== REQUIRED WORK ==
Return every line of the material below verbatim, covering all of it.

== Raw records ==
▬▬▬▬▬▬

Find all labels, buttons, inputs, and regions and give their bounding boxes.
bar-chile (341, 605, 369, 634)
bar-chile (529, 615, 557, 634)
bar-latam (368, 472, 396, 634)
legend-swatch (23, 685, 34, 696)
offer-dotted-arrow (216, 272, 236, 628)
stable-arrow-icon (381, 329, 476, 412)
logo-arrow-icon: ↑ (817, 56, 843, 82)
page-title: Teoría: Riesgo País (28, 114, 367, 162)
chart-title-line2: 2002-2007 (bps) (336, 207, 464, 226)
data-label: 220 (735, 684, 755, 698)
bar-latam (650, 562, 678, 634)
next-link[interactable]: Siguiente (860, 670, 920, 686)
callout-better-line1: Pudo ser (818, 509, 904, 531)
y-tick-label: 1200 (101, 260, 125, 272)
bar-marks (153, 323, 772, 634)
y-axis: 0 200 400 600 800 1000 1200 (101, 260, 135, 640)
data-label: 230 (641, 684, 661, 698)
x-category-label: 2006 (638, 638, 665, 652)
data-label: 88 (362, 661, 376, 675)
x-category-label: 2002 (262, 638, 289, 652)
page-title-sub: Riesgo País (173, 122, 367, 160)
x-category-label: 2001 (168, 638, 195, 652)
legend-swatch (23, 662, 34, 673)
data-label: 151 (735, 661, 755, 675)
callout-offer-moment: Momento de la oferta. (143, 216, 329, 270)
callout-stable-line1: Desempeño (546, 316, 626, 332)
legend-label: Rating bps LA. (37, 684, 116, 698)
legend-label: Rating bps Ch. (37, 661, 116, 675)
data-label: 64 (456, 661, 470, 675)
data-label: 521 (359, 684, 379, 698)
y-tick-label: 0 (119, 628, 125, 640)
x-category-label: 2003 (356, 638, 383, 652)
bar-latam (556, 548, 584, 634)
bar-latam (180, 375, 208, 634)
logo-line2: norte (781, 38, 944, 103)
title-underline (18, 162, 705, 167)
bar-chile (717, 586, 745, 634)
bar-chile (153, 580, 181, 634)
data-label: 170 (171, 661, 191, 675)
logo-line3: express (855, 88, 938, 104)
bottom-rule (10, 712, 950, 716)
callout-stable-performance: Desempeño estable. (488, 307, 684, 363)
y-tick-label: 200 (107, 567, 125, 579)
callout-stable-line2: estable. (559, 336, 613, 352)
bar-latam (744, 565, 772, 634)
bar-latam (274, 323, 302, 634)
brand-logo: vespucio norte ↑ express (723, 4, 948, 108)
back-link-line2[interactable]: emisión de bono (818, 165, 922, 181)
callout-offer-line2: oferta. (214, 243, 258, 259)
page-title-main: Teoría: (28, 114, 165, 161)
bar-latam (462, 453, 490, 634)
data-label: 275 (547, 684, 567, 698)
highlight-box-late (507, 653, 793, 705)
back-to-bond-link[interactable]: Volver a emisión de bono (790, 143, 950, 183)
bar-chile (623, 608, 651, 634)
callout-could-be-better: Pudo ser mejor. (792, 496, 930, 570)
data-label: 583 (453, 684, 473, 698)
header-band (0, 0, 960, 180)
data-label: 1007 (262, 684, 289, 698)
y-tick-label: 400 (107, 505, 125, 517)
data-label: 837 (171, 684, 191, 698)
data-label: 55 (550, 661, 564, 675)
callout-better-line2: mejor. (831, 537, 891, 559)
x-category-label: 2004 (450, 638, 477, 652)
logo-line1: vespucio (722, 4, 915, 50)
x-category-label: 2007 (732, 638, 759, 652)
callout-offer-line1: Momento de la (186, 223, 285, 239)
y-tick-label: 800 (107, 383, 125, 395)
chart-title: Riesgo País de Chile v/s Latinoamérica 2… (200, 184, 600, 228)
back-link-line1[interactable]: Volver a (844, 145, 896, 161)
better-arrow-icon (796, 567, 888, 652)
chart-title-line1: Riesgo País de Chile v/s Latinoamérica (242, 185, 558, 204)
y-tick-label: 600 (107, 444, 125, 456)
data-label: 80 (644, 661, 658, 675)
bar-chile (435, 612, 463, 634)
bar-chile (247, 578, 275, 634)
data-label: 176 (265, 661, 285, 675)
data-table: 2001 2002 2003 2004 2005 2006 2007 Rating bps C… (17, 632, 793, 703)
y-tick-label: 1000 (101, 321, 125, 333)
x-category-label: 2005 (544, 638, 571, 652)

▬▬▬▬▬▬

== RESPONSE FOR THIS EXERCISE ==
Find all labels, buttons, inputs, and regions and give their bounding boxes.
bar-chile (341, 605, 369, 634)
bar-chile (529, 615, 557, 634)
bar-latam (368, 472, 396, 634)
legend-swatch (23, 685, 34, 696)
offer-dotted-arrow (216, 272, 236, 628)
stable-arrow-icon (381, 329, 476, 412)
logo-arrow-icon: ↑ (817, 56, 843, 82)
page-title: Teoría: Riesgo País (28, 114, 367, 162)
chart-title-line2: 2002-2007 (bps) (336, 207, 464, 226)
data-label: 220 (735, 684, 755, 698)
bar-latam (650, 562, 678, 634)
next-link[interactable]: Siguiente (860, 670, 920, 686)
callout-better-line1: Pudo ser (818, 509, 904, 531)
y-tick-label: 1200 (101, 260, 125, 272)
bar-marks (153, 323, 772, 634)
y-axis: 0 200 400 600 800 1000 1200 (101, 260, 135, 640)
data-label: 230 (641, 684, 661, 698)
x-category-label: 2006 (638, 638, 665, 652)
data-label: 88 (362, 661, 376, 675)
x-category-label: 2002 (262, 638, 289, 652)
page-title-sub: Riesgo País (173, 122, 367, 160)
x-category-label: 2001 (168, 638, 195, 652)
legend-swatch (23, 662, 34, 673)
data-label: 151 (735, 661, 755, 675)
callout-offer-moment: Momento de la oferta. (143, 216, 329, 270)
callout-stable-line1: Desempeño (546, 316, 626, 332)
legend-label: Rating bps LA. (37, 684, 116, 698)
legend-label: Rating bps Ch. (37, 661, 116, 675)
data-label: 64 (456, 661, 470, 675)
data-label: 521 (359, 684, 379, 698)
y-tick-label: 0 (119, 628, 125, 640)
x-category-label: 2003 (356, 638, 383, 652)
bar-latam (556, 548, 584, 634)
bar-latam (180, 375, 208, 634)
logo-line2: norte (781, 38, 944, 103)
title-underline (18, 162, 705, 167)
bar-chile (717, 586, 745, 634)
bar-chile (153, 580, 181, 634)
data-label: 170 (171, 661, 191, 675)
logo-line3: express (855, 88, 938, 104)
bottom-rule (10, 712, 950, 716)
callout-stable-performance: Desempeño estable. (488, 307, 684, 363)
y-tick-label: 200 (107, 567, 125, 579)
callout-stable-line2: estable. (559, 336, 613, 352)
bar-latam (744, 565, 772, 634)
bar-latam (274, 323, 302, 634)
brand-logo: vespucio norte ↑ express (723, 4, 948, 108)
back-link-line2[interactable]: emisión de bono (818, 165, 922, 181)
callout-offer-line2: oferta. (214, 243, 258, 259)
page-title-main: Teoría: (28, 114, 165, 161)
bar-latam (462, 453, 490, 634)
data-label: 275 (547, 684, 567, 698)
highlight-box-late (507, 653, 793, 705)
back-to-bond-link[interactable]: Volver a emisión de bono (790, 143, 950, 183)
bar-chile (623, 608, 651, 634)
callout-could-be-better: Pudo ser mejor. (792, 496, 930, 570)
data-label: 583 (453, 684, 473, 698)
header-band (0, 0, 960, 180)
data-label: 1007 (262, 684, 289, 698)
y-tick-label: 400 (107, 505, 125, 517)
data-label: 837 (171, 684, 191, 698)
data-label: 55 (550, 661, 564, 675)
callout-better-line2: mejor. (831, 537, 891, 559)
x-category-label: 2004 (450, 638, 477, 652)
logo-line1: vespucio (722, 4, 915, 50)
x-category-label: 2007 (732, 638, 759, 652)
callout-offer-line1: Momento de la (186, 223, 285, 239)
y-tick-label: 800 (107, 383, 125, 395)
chart-title: Riesgo País de Chile v/s Latinoamérica 2… (200, 184, 600, 228)
back-link-line1[interactable]: Volver a (844, 145, 896, 161)
better-arrow-icon (796, 567, 888, 652)
chart-title-line1: Riesgo País de Chile v/s Latinoamérica (242, 185, 558, 204)
y-tick-label: 600 (107, 444, 125, 456)
data-label: 80 (644, 661, 658, 675)
bar-chile (435, 612, 463, 634)
bar-chile (247, 578, 275, 634)
data-label: 176 (265, 661, 285, 675)
data-table: 2001 2002 2003 2004 2005 2006 2007 Rating bps C… (17, 632, 793, 703)
y-tick-label: 1000 (101, 321, 125, 333)
x-category-label: 2005 (544, 638, 571, 652)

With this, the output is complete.